Repeat, exactly and completely, the material that follows. Omit the pictures.

=== RECORDS SUPPLIED ===

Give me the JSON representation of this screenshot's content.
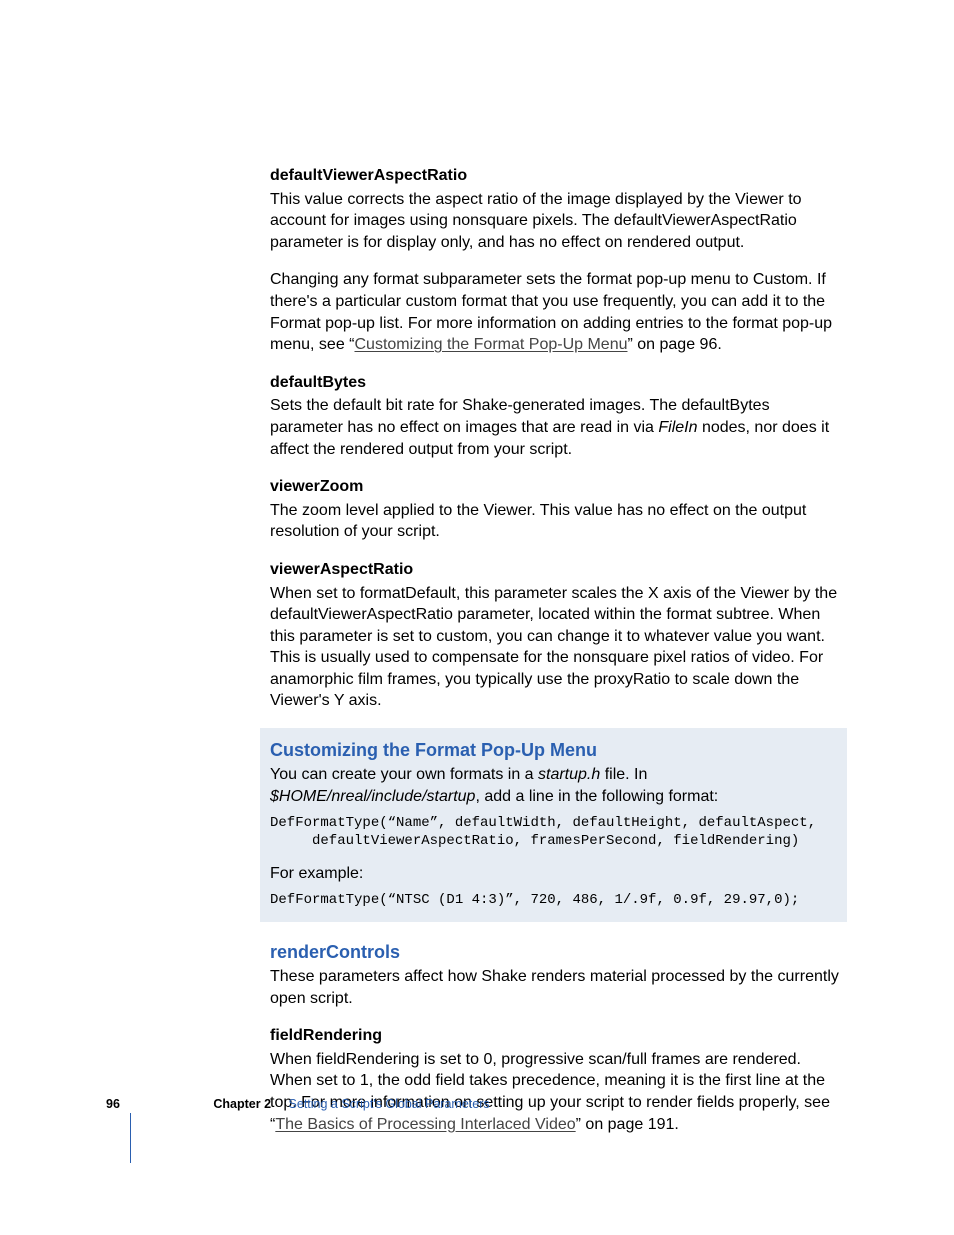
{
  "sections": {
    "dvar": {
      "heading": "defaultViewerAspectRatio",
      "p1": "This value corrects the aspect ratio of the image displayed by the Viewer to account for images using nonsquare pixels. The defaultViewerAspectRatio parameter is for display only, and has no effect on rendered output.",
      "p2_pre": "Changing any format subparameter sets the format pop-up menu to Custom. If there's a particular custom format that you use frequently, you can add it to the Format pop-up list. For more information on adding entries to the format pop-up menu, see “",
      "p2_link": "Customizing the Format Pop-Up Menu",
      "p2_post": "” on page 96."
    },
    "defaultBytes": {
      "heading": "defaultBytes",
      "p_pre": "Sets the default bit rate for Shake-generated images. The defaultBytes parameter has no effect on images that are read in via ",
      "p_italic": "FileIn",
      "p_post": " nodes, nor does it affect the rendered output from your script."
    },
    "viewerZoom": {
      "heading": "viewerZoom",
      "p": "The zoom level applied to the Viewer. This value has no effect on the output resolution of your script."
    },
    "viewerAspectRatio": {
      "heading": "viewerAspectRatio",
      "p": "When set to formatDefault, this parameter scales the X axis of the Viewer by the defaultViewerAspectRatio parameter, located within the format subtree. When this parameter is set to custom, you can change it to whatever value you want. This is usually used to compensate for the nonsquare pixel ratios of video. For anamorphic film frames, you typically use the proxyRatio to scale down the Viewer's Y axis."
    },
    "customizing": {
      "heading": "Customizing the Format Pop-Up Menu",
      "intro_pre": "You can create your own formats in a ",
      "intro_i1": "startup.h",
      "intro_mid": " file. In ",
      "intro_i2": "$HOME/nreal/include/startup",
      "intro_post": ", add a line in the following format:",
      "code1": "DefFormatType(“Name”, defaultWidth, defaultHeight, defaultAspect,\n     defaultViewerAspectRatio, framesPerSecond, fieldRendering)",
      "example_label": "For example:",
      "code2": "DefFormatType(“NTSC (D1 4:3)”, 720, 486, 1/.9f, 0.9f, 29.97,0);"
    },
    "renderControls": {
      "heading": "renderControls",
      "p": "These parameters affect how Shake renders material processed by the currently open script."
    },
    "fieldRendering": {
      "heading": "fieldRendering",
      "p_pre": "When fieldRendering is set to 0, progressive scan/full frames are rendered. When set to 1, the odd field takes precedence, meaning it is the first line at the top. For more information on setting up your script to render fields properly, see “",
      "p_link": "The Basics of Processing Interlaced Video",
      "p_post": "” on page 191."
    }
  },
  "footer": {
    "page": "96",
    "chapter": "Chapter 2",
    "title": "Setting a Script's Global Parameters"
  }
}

===

ANSWER TO THIS TASK:
Give me the JSON representation of this screenshot's content.
{
  "sections": {
    "dvar": {
      "heading": "defaultViewerAspectRatio",
      "p1": "This value corrects the aspect ratio of the image displayed by the Viewer to account for images using nonsquare pixels. The defaultViewerAspectRatio parameter is for display only, and has no effect on rendered output.",
      "p2_pre": "Changing any format subparameter sets the format pop-up menu to Custom. If there's a particular custom format that you use frequently, you can add it to the Format pop-up list. For more information on adding entries to the format pop-up menu, see “",
      "p2_link": "Customizing the Format Pop-Up Menu",
      "p2_post": "” on page 96."
    },
    "defaultBytes": {
      "heading": "defaultBytes",
      "p_pre": "Sets the default bit rate for Shake-generated images. The defaultBytes parameter has no effect on images that are read in via ",
      "p_italic": "FileIn",
      "p_post": " nodes, nor does it affect the rendered output from your script."
    },
    "viewerZoom": {
      "heading": "viewerZoom",
      "p": "The zoom level applied to the Viewer. This value has no effect on the output resolution of your script."
    },
    "viewerAspectRatio": {
      "heading": "viewerAspectRatio",
      "p": "When set to formatDefault, this parameter scales the X axis of the Viewer by the defaultViewerAspectRatio parameter, located within the format subtree. When this parameter is set to custom, you can change it to whatever value you want. This is usually used to compensate for the nonsquare pixel ratios of video. For anamorphic film frames, you typically use the proxyRatio to scale down the Viewer's Y axis."
    },
    "customizing": {
      "heading": "Customizing the Format Pop-Up Menu",
      "intro_pre": "You can create your own formats in a ",
      "intro_i1": "startup.h",
      "intro_mid": " file. In ",
      "intro_i2": "$HOME/nreal/include/startup",
      "intro_post": ", add a line in the following format:",
      "code1": "DefFormatType(“Name”, defaultWidth, defaultHeight, defaultAspect,\n     defaultViewerAspectRatio, framesPerSecond, fieldRendering)",
      "example_label": "For example:",
      "code2": "DefFormatType(“NTSC (D1 4:3)”, 720, 486, 1/.9f, 0.9f, 29.97,0);"
    },
    "renderControls": {
      "heading": "renderControls",
      "p": "These parameters affect how Shake renders material processed by the currently open script."
    },
    "fieldRendering": {
      "heading": "fieldRendering",
      "p_pre": "When fieldRendering is set to 0, progressive scan/full frames are rendered. When set to 1, the odd field takes precedence, meaning it is the first line at the top. For more information on setting up your script to render fields properly, see “",
      "p_link": "The Basics of Processing Interlaced Video",
      "p_post": "” on page 191."
    }
  },
  "footer": {
    "page": "96",
    "chapter": "Chapter 2",
    "title": "Setting a Script's Global Parameters"
  }
}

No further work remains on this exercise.